- **Short exercise**
Retype every line of the entries below without any changes.

- **Items from a data source**
+--

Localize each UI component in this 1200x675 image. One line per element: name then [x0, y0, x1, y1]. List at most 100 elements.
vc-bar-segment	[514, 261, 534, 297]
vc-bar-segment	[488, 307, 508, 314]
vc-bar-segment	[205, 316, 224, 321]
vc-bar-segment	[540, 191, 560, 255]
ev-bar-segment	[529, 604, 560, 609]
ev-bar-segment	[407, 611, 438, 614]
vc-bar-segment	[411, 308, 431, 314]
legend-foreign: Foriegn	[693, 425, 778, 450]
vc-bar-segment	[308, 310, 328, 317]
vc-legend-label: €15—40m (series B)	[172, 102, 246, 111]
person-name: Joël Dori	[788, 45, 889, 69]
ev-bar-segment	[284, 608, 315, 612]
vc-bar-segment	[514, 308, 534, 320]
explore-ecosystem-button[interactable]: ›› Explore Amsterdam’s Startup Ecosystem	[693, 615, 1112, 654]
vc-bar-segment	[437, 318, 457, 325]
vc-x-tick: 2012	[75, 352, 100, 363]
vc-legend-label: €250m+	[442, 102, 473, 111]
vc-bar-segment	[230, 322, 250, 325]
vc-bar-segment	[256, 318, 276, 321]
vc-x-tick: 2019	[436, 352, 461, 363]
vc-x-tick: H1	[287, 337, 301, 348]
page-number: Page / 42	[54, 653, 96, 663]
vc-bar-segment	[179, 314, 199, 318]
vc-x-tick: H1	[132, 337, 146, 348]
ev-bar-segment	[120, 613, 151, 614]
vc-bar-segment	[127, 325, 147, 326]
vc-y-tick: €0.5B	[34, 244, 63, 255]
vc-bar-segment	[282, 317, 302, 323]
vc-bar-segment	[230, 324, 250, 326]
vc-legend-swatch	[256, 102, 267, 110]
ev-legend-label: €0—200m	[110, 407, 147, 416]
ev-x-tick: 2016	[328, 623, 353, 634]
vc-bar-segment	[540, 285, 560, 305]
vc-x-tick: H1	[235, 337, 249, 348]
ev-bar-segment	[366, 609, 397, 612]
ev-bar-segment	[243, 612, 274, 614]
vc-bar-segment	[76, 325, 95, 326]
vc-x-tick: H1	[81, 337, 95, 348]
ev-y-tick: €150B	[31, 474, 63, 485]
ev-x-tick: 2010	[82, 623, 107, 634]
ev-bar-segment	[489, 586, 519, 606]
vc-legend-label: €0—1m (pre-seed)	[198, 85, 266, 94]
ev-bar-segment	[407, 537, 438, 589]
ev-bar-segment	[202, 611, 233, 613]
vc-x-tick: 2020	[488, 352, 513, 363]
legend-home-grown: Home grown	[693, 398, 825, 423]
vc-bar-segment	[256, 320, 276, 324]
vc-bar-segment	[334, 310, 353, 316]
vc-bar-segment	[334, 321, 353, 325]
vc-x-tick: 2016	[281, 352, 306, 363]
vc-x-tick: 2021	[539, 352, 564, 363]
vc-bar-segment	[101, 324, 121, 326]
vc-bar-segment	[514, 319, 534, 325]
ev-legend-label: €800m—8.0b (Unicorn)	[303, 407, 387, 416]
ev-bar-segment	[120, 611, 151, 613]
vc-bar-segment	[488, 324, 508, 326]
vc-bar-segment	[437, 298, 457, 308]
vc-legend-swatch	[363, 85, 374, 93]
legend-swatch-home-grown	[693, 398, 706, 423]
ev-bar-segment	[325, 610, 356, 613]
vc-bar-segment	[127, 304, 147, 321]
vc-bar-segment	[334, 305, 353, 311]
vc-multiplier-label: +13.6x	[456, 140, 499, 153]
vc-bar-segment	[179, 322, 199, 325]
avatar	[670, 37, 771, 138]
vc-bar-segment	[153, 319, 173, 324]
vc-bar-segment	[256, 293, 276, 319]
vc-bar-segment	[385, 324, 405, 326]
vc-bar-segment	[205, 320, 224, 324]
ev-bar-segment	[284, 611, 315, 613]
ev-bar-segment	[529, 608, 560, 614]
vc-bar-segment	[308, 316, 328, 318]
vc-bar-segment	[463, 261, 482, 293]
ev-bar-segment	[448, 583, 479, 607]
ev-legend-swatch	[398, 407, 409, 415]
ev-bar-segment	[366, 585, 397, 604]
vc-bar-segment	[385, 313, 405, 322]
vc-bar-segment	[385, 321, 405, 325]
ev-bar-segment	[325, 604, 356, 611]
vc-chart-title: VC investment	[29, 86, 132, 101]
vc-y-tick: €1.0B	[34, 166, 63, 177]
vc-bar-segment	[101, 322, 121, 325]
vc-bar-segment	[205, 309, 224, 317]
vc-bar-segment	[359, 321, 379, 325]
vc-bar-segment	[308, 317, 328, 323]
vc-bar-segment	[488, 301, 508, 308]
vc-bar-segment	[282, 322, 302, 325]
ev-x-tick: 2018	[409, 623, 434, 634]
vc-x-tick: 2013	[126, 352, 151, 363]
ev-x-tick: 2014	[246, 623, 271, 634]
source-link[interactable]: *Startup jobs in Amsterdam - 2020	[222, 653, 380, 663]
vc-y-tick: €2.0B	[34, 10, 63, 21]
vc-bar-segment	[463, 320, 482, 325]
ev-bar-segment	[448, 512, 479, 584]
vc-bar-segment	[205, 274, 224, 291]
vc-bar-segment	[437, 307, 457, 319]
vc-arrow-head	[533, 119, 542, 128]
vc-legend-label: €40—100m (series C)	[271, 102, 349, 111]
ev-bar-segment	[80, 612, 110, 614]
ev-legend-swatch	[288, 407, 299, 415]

+--

- **Response to this exercise**
Localize each UI component in this 1200x675 image. One line per element: name then [x0, y0, x1, y1]. List at most 100 elements.
vc-bar-segment	[514, 261, 534, 297]
vc-bar-segment	[488, 307, 508, 314]
vc-bar-segment	[205, 316, 224, 321]
vc-bar-segment	[540, 191, 560, 255]
ev-bar-segment	[529, 604, 560, 609]
ev-bar-segment	[407, 611, 438, 614]
vc-bar-segment	[411, 308, 431, 314]
legend-foreign: Foriegn	[693, 425, 778, 450]
vc-bar-segment	[308, 310, 328, 317]
vc-legend-label: €15—40m (series B)	[172, 102, 246, 111]
person-name: Joël Dori	[788, 45, 889, 69]
ev-bar-segment	[284, 608, 315, 612]
vc-bar-segment	[514, 308, 534, 320]
explore-ecosystem-button[interactable]: ›› Explore Amsterdam’s Startup Ecosystem	[693, 615, 1112, 654]
vc-bar-segment	[437, 318, 457, 325]
vc-x-tick: 2012	[75, 352, 100, 363]
vc-legend-label: €250m+	[442, 102, 473, 111]
vc-bar-segment	[230, 322, 250, 325]
vc-bar-segment	[256, 318, 276, 321]
vc-x-tick: 2019	[436, 352, 461, 363]
vc-x-tick: H1	[287, 337, 301, 348]
page-number: Page / 42	[54, 653, 96, 663]
vc-bar-segment	[179, 314, 199, 318]
vc-x-tick: H1	[132, 337, 146, 348]
ev-bar-segment	[120, 613, 151, 614]
vc-bar-segment	[127, 325, 147, 326]
vc-y-tick: €0.5B	[34, 244, 63, 255]
vc-bar-segment	[282, 317, 302, 323]
vc-bar-segment	[230, 324, 250, 326]
vc-legend-swatch	[256, 102, 267, 110]
ev-legend-label: €0—200m	[110, 407, 147, 416]
ev-x-tick: 2016	[328, 623, 353, 634]
vc-bar-segment	[540, 285, 560, 305]
vc-x-tick: H1	[235, 337, 249, 348]
ev-bar-segment	[366, 609, 397, 612]
ev-bar-segment	[243, 612, 274, 614]
vc-bar-segment	[76, 325, 95, 326]
vc-x-tick: H1	[81, 337, 95, 348]
ev-y-tick: €150B	[31, 474, 63, 485]
ev-x-tick: 2010	[82, 623, 107, 634]
ev-bar-segment	[489, 586, 519, 606]
vc-legend-label: €0—1m (pre-seed)	[198, 85, 266, 94]
ev-bar-segment	[407, 537, 438, 589]
ev-bar-segment	[202, 611, 233, 613]
vc-x-tick: 2020	[488, 352, 513, 363]
legend-home-grown: Home grown	[693, 398, 825, 423]
vc-bar-segment	[256, 320, 276, 324]
vc-bar-segment	[334, 310, 353, 316]
vc-bar-segment	[334, 321, 353, 325]
vc-x-tick: 2016	[281, 352, 306, 363]
vc-x-tick: 2021	[539, 352, 564, 363]
vc-bar-segment	[101, 324, 121, 326]
vc-bar-segment	[514, 319, 534, 325]
ev-legend-label: €800m—8.0b (Unicorn)	[303, 407, 387, 416]
ev-bar-segment	[120, 611, 151, 613]
vc-bar-segment	[488, 324, 508, 326]
vc-bar-segment	[437, 298, 457, 308]
vc-legend-swatch	[363, 85, 374, 93]
legend-swatch-home-grown	[693, 398, 706, 423]
ev-bar-segment	[325, 610, 356, 613]
vc-bar-segment	[127, 304, 147, 321]
vc-bar-segment	[334, 305, 353, 311]
vc-multiplier-label: +13.6x	[456, 140, 499, 153]
vc-bar-segment	[179, 322, 199, 325]
avatar	[670, 37, 771, 138]
vc-bar-segment	[153, 319, 173, 324]
vc-bar-segment	[256, 293, 276, 319]
vc-bar-segment	[385, 324, 405, 326]
vc-bar-segment	[205, 320, 224, 324]
ev-bar-segment	[284, 611, 315, 613]
ev-bar-segment	[529, 608, 560, 614]
vc-bar-segment	[308, 316, 328, 318]
vc-bar-segment	[463, 261, 482, 293]
ev-bar-segment	[448, 583, 479, 607]
ev-legend-swatch	[398, 407, 409, 415]
ev-bar-segment	[366, 585, 397, 604]
vc-bar-segment	[385, 313, 405, 322]
vc-bar-segment	[385, 321, 405, 325]
ev-bar-segment	[325, 604, 356, 611]
vc-chart-title: VC investment	[29, 86, 132, 101]
vc-y-tick: €1.0B	[34, 166, 63, 177]
vc-bar-segment	[101, 322, 121, 325]
vc-bar-segment	[205, 309, 224, 317]
vc-bar-segment	[359, 321, 379, 325]
vc-bar-segment	[308, 317, 328, 323]
vc-bar-segment	[488, 301, 508, 308]
vc-bar-segment	[282, 322, 302, 325]
ev-x-tick: 2018	[409, 623, 434, 634]
vc-x-tick: 2013	[126, 352, 151, 363]
ev-x-tick: 2014	[246, 623, 271, 634]
source-link[interactable]: *Startup jobs in Amsterdam - 2020	[222, 653, 380, 663]
vc-y-tick: €2.0B	[34, 10, 63, 21]
vc-bar-segment	[463, 320, 482, 325]
ev-bar-segment	[448, 512, 479, 584]
vc-bar-segment	[205, 274, 224, 291]
vc-bar-segment	[437, 307, 457, 319]
vc-arrow-head	[533, 119, 542, 128]
vc-legend-label: €40—100m (series C)	[271, 102, 349, 111]
ev-bar-segment	[80, 612, 110, 614]
ev-legend-swatch	[288, 407, 299, 415]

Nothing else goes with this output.